#### [What you have to do]
Repeat the material below exactly, with no pictures.

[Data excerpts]
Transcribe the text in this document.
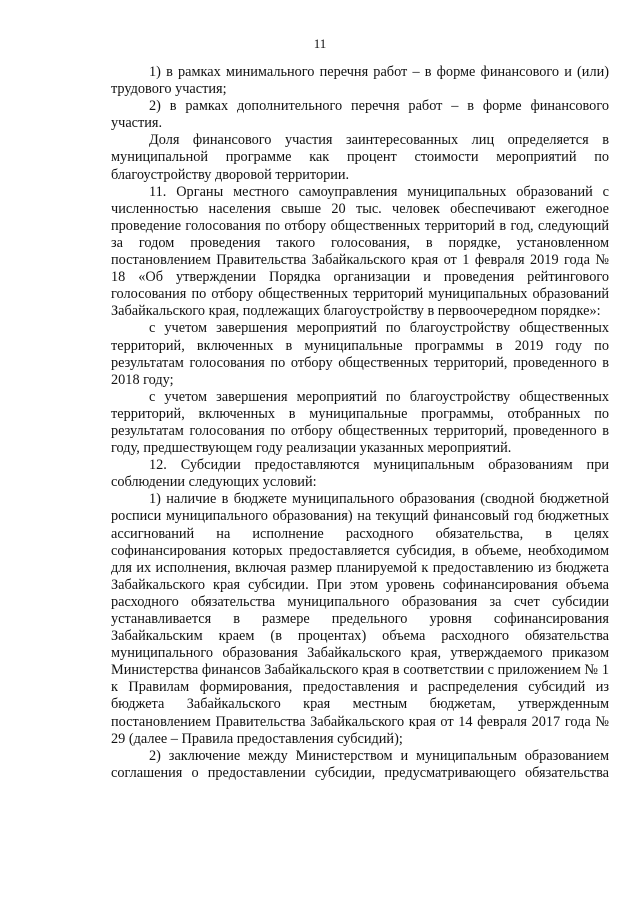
11

1) в рамках минимального перечня работ – в форме финансового и (или) трудового участия;

2) в рамках дополнительного перечня работ – в форме финансового участия.

Доля финансового участия заинтересованных лиц определяется в муниципальной программе как процент стоимости мероприятий по благоустройству дворовой территории.

11. Органы местного самоуправления муниципальных образований с численностью населения свыше 20 тыс. человек обеспечивают ежегодное проведение голосования по отбору общественных территорий в год, следующий за годом проведения такого голосования, в порядке, установленном постановлением Правительства Забайкальского края от 1 февраля 2019 года № 18 «Об утверждении Порядка организации и проведения рейтингового голосования по отбору общественных территорий муниципальных образований Забайкальского края, подлежащих благоустройству в первоочередном порядке»:

с учетом завершения мероприятий по благоустройству общественных территорий, включенных в муниципальные программы в 2019 году по результатам голосования по отбору общественных территорий, проведенного в 2018 году;

с учетом завершения мероприятий по благоустройству общественных территорий, включенных в муниципальные программы, отобранных по результатам голосования по отбору общественных территорий, проведенного в году, предшествующем году реализации указанных мероприятий.

12. Субсидии предоставляются муниципальным образованиям при соблюдении следующих условий:

1) наличие в бюджете муниципального образования (сводной бюджетной росписи муниципального образования) на текущий финансовый год бюджетных ассигнований на исполнение расходного обязательства, в целях софинансирования которых предоставляется субсидия, в объеме, необходимом для их исполнения, включая размер планируемой к предоставлению из бюджета Забайкальского края субсидии. При этом уровень софинансирования объема расходного обязательства муниципального образования за счет субсидии устанавливается в размере предельного уровня софинансирования Забайкальским краем (в процентах) объема расходного обязательства муниципального образования Забайкальского края, утверждаемого приказом Министерства финансов Забайкальского края в соответствии с приложением № 1 к Правилам формирования, предоставления и распределения субсидий из бюджета Забайкальского края местным бюджетам, утвержденным постановлением Правительства Забайкальского края от 14 февраля 2017 года № 29 (далее – Правила предоставления субсидий);

2) заключение между Министерством и муниципальным образованием соглашения о предоставлении субсидии, предусматривающего обязательства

#### [Task output]
Transcribe the text in this document.
11

1) в рамках минимального перечня работ – в форме финансового и (или) трудового участия;

2) в рамках дополнительного перечня работ – в форме финансового участия.

Доля финансового участия заинтересованных лиц определяется в муниципальной программе как процент стоимости мероприятий по благоустройству дворовой территории.

11. Органы местного самоуправления муниципальных образований с численностью населения свыше 20 тыс. человек обеспечивают ежегодное проведение голосования по отбору общественных территорий в год, следующий за годом проведения такого голосования, в порядке, установленном постановлением Правительства Забайкальского края от 1 февраля 2019 года № 18 «Об утверждении Порядка организации и проведения рейтингового голосования по отбору общественных территорий муниципальных образований Забайкальского края, подлежащих благоустройству в первоочередном порядке»:

с учетом завершения мероприятий по благоустройству общественных территорий, включенных в муниципальные программы в 2019 году по результатам голосования по отбору общественных территорий, проведенного в 2018 году;

с учетом завершения мероприятий по благоустройству общественных территорий, включенных в муниципальные программы, отобранных по результатам голосования по отбору общественных территорий, проведенного в году, предшествующем году реализации указанных мероприятий.

12. Субсидии предоставляются муниципальным образованиям при соблюдении следующих условий:

1) наличие в бюджете муниципального образования (сводной бюджетной росписи муниципального образования) на текущий финансовый год бюджетных ассигнований на исполнение расходного обязательства, в целях софинансирования которых предоставляется субсидия, в объеме, необходимом для их исполнения, включая размер планируемой к предоставлению из бюджета Забайкальского края субсидии. При этом уровень софинансирования объема расходного обязательства муниципального образования за счет субсидии устанавливается в размере предельного уровня софинансирования Забайкальским краем (в процентах) объема расходного обязательства муниципального образования Забайкальского края, утверждаемого приказом Министерства финансов Забайкальского края в соответствии с приложением № 1 к Правилам формирования, предоставления и распределения субсидий из бюджета Забайкальского края местным бюджетам, утвержденным постановлением Правительства Забайкальского края от 14 февраля 2017 года № 29 (далее – Правила предоставления субсидий);

2) заключение между Министерством и муниципальным образованием соглашения о предоставлении субсидии, предусматривающего обязательства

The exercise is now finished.